**** Listed entries ****

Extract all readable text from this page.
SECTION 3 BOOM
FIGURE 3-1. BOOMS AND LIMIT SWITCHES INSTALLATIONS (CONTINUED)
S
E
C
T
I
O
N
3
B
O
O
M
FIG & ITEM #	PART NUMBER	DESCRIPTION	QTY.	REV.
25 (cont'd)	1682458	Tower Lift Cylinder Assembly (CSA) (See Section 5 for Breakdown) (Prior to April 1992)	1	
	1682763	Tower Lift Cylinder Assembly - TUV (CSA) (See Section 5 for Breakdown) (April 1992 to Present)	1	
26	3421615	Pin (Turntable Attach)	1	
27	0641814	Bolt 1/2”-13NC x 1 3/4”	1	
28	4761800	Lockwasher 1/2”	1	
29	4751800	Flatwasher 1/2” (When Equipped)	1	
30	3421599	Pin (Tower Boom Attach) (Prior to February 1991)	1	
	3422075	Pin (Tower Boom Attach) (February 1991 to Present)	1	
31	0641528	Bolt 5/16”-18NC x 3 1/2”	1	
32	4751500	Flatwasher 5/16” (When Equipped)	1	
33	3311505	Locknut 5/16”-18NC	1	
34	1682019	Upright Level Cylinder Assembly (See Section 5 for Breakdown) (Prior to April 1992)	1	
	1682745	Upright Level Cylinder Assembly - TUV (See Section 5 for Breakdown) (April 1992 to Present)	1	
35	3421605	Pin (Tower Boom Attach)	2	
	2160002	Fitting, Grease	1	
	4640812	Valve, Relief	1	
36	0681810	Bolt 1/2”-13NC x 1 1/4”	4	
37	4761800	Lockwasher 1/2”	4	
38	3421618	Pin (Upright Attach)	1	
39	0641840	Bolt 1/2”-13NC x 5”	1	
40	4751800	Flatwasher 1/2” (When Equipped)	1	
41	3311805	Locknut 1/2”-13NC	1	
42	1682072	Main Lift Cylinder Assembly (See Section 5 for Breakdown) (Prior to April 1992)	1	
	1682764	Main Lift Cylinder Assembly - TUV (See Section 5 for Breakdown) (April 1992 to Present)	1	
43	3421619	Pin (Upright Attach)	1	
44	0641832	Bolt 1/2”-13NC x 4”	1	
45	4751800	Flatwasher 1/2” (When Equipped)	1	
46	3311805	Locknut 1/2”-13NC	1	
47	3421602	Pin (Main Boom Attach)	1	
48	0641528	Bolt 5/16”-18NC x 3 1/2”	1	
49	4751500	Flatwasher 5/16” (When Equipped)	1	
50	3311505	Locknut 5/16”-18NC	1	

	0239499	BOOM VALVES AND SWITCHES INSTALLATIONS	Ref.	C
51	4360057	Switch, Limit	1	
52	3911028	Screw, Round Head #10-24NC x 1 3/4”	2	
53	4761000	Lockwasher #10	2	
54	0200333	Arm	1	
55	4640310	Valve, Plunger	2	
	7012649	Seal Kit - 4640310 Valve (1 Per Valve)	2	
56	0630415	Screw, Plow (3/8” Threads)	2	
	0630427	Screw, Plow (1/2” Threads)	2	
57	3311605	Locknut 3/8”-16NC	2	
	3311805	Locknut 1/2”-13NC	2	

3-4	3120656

****

### Problem to work on
Restate every record exactly, leaving nothing out.

### Written response
Extract all readable text from this page.
SECTION 3 BOOM
FIGURE 3-1. BOOMS AND LIMIT SWITCHES INSTALLATIONS (CONTINUED)
S
E
C
T
I
O
N
3
B
O
O
M
FIG & ITEM #	PART NUMBER	DESCRIPTION	QTY.	REV.
25 (cont'd)	1682458	Tower Lift Cylinder Assembly (CSA) (See Section 5 for Breakdown) (Prior to April 1992)	1	
	1682763	Tower Lift Cylinder Assembly - TUV (CSA) (See Section 5 for Breakdown) (April 1992 to Present)	1	
26	3421615	Pin (Turntable Attach)	1	
27	0641814	Bolt 1/2”-13NC x 1 3/4”	1	
28	4761800	Lockwasher 1/2”	1	
29	4751800	Flatwasher 1/2” (When Equipped)	1	
30	3421599	Pin (Tower Boom Attach) (Prior to February 1991)	1	
	3422075	Pin (Tower Boom Attach) (February 1991 to Present)	1	
31	0641528	Bolt 5/16”-18NC x 3 1/2”	1	
32	4751500	Flatwasher 5/16” (When Equipped)	1	
33	3311505	Locknut 5/16”-18NC	1	
34	1682019	Upright Level Cylinder Assembly (See Section 5 for Breakdown) (Prior to April 1992)	1	
	1682745	Upright Level Cylinder Assembly - TUV (See Section 5 for Breakdown) (April 1992 to Present)	1	
35	3421605	Pin (Tower Boom Attach)	2	
	2160002	Fitting, Grease	1	
	4640812	Valve, Relief	1	
36	0681810	Bolt 1/2”-13NC x 1 1/4”	4	
37	4761800	Lockwasher 1/2”	4	
38	3421618	Pin (Upright Attach)	1	
39	0641840	Bolt 1/2”-13NC x 5”	1	
40	4751800	Flatwasher 1/2” (When Equipped)	1	
41	3311805	Locknut 1/2”-13NC	1	
42	1682072	Main Lift Cylinder Assembly (See Section 5 for Breakdown) (Prior to April 1992)	1	
	1682764	Main Lift Cylinder Assembly - TUV (See Section 5 for Breakdown) (April 1992 to Present)	1	
43	3421619	Pin (Upright Attach)	1	
44	0641832	Bolt 1/2”-13NC x 4”	1	
45	4751800	Flatwasher 1/2” (When Equipped)	1	
46	3311805	Locknut 1/2”-13NC	1	
47	3421602	Pin (Main Boom Attach)	1	
48	0641528	Bolt 5/16”-18NC x 3 1/2”	1	
49	4751500	Flatwasher 5/16” (When Equipped)	1	
50	3311505	Locknut 5/16”-18NC	1	

	0239499	BOOM VALVES AND SWITCHES INSTALLATIONS	Ref.	C
51	4360057	Switch, Limit	1	
52	3911028	Screw, Round Head #10-24NC x 1 3/4”	2	
53	4761000	Lockwasher #10	2	
54	0200333	Arm	1	
55	4640310	Valve, Plunger	2	
	7012649	Seal Kit - 4640310 Valve (1 Per Valve)	2	
56	0630415	Screw, Plow (3/8” Threads)	2	
	0630427	Screw, Plow (1/2” Threads)	2	
57	3311605	Locknut 3/8”-16NC	2	
	3311805	Locknut 1/2”-13NC	2	

3-4	3120656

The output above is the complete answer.